Source data:
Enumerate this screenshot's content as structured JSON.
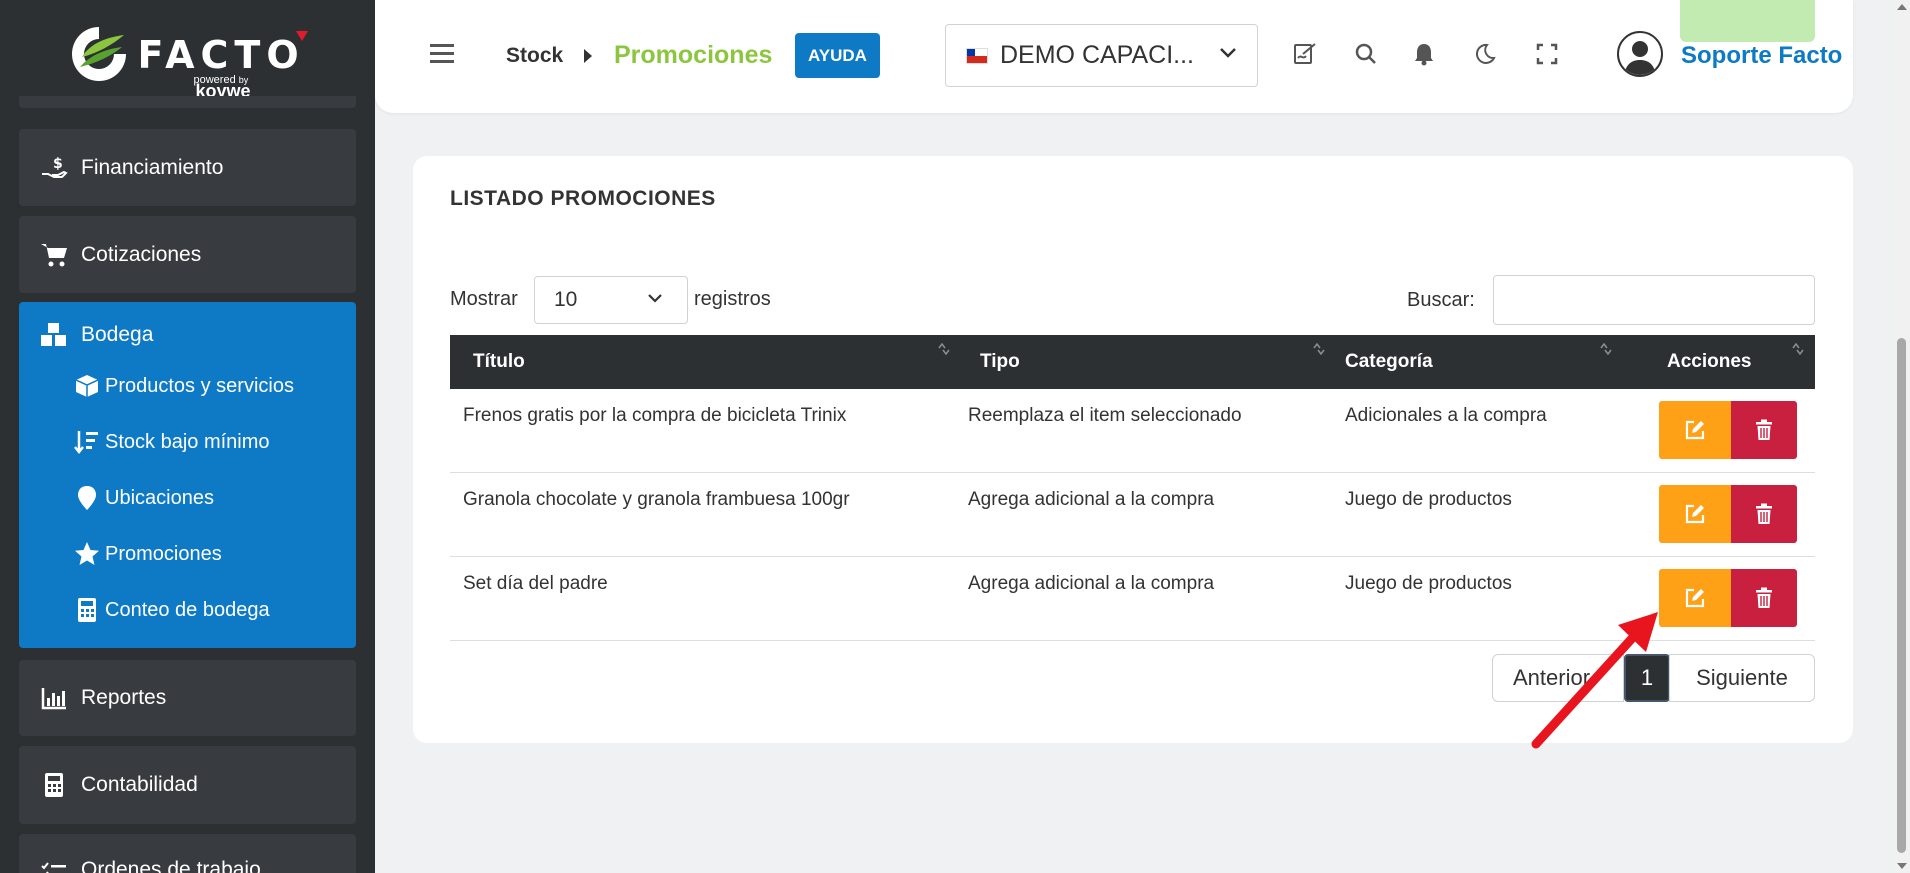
{
  "brand": {
    "name": "FACTO",
    "powered": "powered",
    "by": "by",
    "partner": "koywe"
  },
  "sidebar": {
    "items": [
      {
        "label": "Financiamiento",
        "icon": "hand-dollar-icon"
      },
      {
        "label": "Cotizaciones",
        "icon": "cart-icon"
      },
      {
        "label": "Reportes",
        "icon": "bar-chart-icon"
      },
      {
        "label": "Contabilidad",
        "icon": "calculator-icon"
      },
      {
        "label": "Ordenes de trabajo",
        "icon": "list-check-icon"
      }
    ],
    "bodega": {
      "label": "Bodega",
      "icon": "cubes-icon",
      "sub_items": [
        {
          "label": "Productos y servicios",
          "icon": "box-icon"
        },
        {
          "label": "Stock bajo mínimo",
          "icon": "sort-amount-icon"
        },
        {
          "label": "Ubicaciones",
          "icon": "map-pin-icon"
        },
        {
          "label": "Promociones",
          "icon": "star-icon"
        },
        {
          "label": "Conteo de bodega",
          "icon": "calculator-icon"
        }
      ]
    }
  },
  "header": {
    "breadcrumb_parent": "Stock",
    "breadcrumb_current": "Promociones",
    "help_label": "AYUDA",
    "company_name": "DEMO CAPACI...",
    "user_name": "Soporte Facto",
    "icons": [
      "signature-icon",
      "search-icon",
      "bell-icon",
      "moon-icon",
      "fullscreen-icon"
    ]
  },
  "main": {
    "title": "LISTADO PROMOCIONES",
    "show_label": "Mostrar",
    "show_value": "10",
    "records_label": "registros",
    "search_label": "Buscar:",
    "search_value": "",
    "columns": [
      "Título",
      "Tipo",
      "Categoría",
      "Acciones"
    ],
    "rows": [
      {
        "titulo": "Frenos gratis por la compra de bicicleta Trinix",
        "tipo": "Reemplaza el item seleccionado",
        "categoria": "Adicionales a la compra"
      },
      {
        "titulo": "Granola chocolate y granola frambuesa 100gr",
        "tipo": "Agrega adicional a la compra",
        "categoria": "Juego de productos"
      },
      {
        "titulo": "Set día del padre",
        "tipo": "Agrega adicional a la compra",
        "categoria": "Juego de productos"
      }
    ],
    "pagination": {
      "prev": "Anterior",
      "current": "1",
      "next": "Siguiente"
    }
  },
  "colors": {
    "sidebar_bg": "#2d3033",
    "active_blue": "#0e79c4",
    "brand_green": "#8cc63f",
    "edit_orange": "#ffa117",
    "delete_red": "#c9203f",
    "annotation_red": "#e8141e"
  }
}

[Exercise aim]
Copy the entries above faithfully and omit every image.

[Task response]
Enumerate this screenshot's content as structured JSON.
{
  "brand": {
    "name": "FACTO",
    "powered": "powered",
    "by": "by",
    "partner": "koywe"
  },
  "sidebar": {
    "items": [
      {
        "label": "Financiamiento",
        "icon": "hand-dollar-icon"
      },
      {
        "label": "Cotizaciones",
        "icon": "cart-icon"
      },
      {
        "label": "Reportes",
        "icon": "bar-chart-icon"
      },
      {
        "label": "Contabilidad",
        "icon": "calculator-icon"
      },
      {
        "label": "Ordenes de trabajo",
        "icon": "list-check-icon"
      }
    ],
    "bodega": {
      "label": "Bodega",
      "icon": "cubes-icon",
      "sub_items": [
        {
          "label": "Productos y servicios",
          "icon": "box-icon"
        },
        {
          "label": "Stock bajo mínimo",
          "icon": "sort-amount-icon"
        },
        {
          "label": "Ubicaciones",
          "icon": "map-pin-icon"
        },
        {
          "label": "Promociones",
          "icon": "star-icon"
        },
        {
          "label": "Conteo de bodega",
          "icon": "calculator-icon"
        }
      ]
    }
  },
  "header": {
    "breadcrumb_parent": "Stock",
    "breadcrumb_current": "Promociones",
    "help_label": "AYUDA",
    "company_name": "DEMO CAPACI...",
    "user_name": "Soporte Facto",
    "icons": [
      "signature-icon",
      "search-icon",
      "bell-icon",
      "moon-icon",
      "fullscreen-icon"
    ]
  },
  "main": {
    "title": "LISTADO PROMOCIONES",
    "show_label": "Mostrar",
    "show_value": "10",
    "records_label": "registros",
    "search_label": "Buscar:",
    "search_value": "",
    "columns": [
      "Título",
      "Tipo",
      "Categoría",
      "Acciones"
    ],
    "rows": [
      {
        "titulo": "Frenos gratis por la compra de bicicleta Trinix",
        "tipo": "Reemplaza el item seleccionado",
        "categoria": "Adicionales a la compra"
      },
      {
        "titulo": "Granola chocolate y granola frambuesa 100gr",
        "tipo": "Agrega adicional a la compra",
        "categoria": "Juego de productos"
      },
      {
        "titulo": "Set día del padre",
        "tipo": "Agrega adicional a la compra",
        "categoria": "Juego de productos"
      }
    ],
    "pagination": {
      "prev": "Anterior",
      "current": "1",
      "next": "Siguiente"
    }
  },
  "colors": {
    "sidebar_bg": "#2d3033",
    "active_blue": "#0e79c4",
    "brand_green": "#8cc63f",
    "edit_orange": "#ffa117",
    "delete_red": "#c9203f",
    "annotation_red": "#e8141e"
  }
}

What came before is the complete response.